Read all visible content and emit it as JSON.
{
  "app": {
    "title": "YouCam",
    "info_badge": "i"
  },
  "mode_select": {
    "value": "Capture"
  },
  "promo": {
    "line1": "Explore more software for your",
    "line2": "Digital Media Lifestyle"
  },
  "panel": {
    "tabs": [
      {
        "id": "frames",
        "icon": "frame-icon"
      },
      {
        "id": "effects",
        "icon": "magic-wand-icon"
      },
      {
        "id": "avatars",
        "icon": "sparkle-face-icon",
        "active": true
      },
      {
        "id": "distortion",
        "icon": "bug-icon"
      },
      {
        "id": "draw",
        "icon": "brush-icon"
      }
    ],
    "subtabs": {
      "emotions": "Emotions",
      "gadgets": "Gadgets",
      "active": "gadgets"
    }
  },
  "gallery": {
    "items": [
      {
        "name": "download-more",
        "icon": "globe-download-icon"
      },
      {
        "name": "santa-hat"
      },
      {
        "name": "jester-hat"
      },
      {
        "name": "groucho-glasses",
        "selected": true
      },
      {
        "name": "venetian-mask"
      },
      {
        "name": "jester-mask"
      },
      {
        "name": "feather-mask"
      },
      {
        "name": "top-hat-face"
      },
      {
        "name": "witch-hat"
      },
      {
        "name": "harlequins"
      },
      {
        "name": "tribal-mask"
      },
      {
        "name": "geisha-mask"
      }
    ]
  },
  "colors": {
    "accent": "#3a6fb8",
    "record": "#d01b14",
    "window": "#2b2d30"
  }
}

----------

● EXERCISE AIM
Repeat each record in full; every line must match exactly.

● EXERCISE OUTPUT
Read all visible content and emit it as JSON.
{
  "app": {
    "title": "YouCam",
    "info_badge": "i"
  },
  "mode_select": {
    "value": "Capture"
  },
  "promo": {
    "line1": "Explore more software for your",
    "line2": "Digital Media Lifestyle"
  },
  "panel": {
    "tabs": [
      {
        "id": "frames",
        "icon": "frame-icon"
      },
      {
        "id": "effects",
        "icon": "magic-wand-icon"
      },
      {
        "id": "avatars",
        "icon": "sparkle-face-icon",
        "active": true
      },
      {
        "id": "distortion",
        "icon": "bug-icon"
      },
      {
        "id": "draw",
        "icon": "brush-icon"
      }
    ],
    "subtabs": {
      "emotions": "Emotions",
      "gadgets": "Gadgets",
      "active": "gadgets"
    }
  },
  "gallery": {
    "items": [
      {
        "name": "download-more",
        "icon": "globe-download-icon"
      },
      {
        "name": "santa-hat"
      },
      {
        "name": "jester-hat"
      },
      {
        "name": "groucho-glasses",
        "selected": true
      },
      {
        "name": "venetian-mask"
      },
      {
        "name": "jester-mask"
      },
      {
        "name": "feather-mask"
      },
      {
        "name": "top-hat-face"
      },
      {
        "name": "witch-hat"
      },
      {
        "name": "harlequins"
      },
      {
        "name": "tribal-mask"
      },
      {
        "name": "geisha-mask"
      }
    ]
  },
  "colors": {
    "accent": "#3a6fb8",
    "record": "#d01b14",
    "window": "#2b2d30"
  }
}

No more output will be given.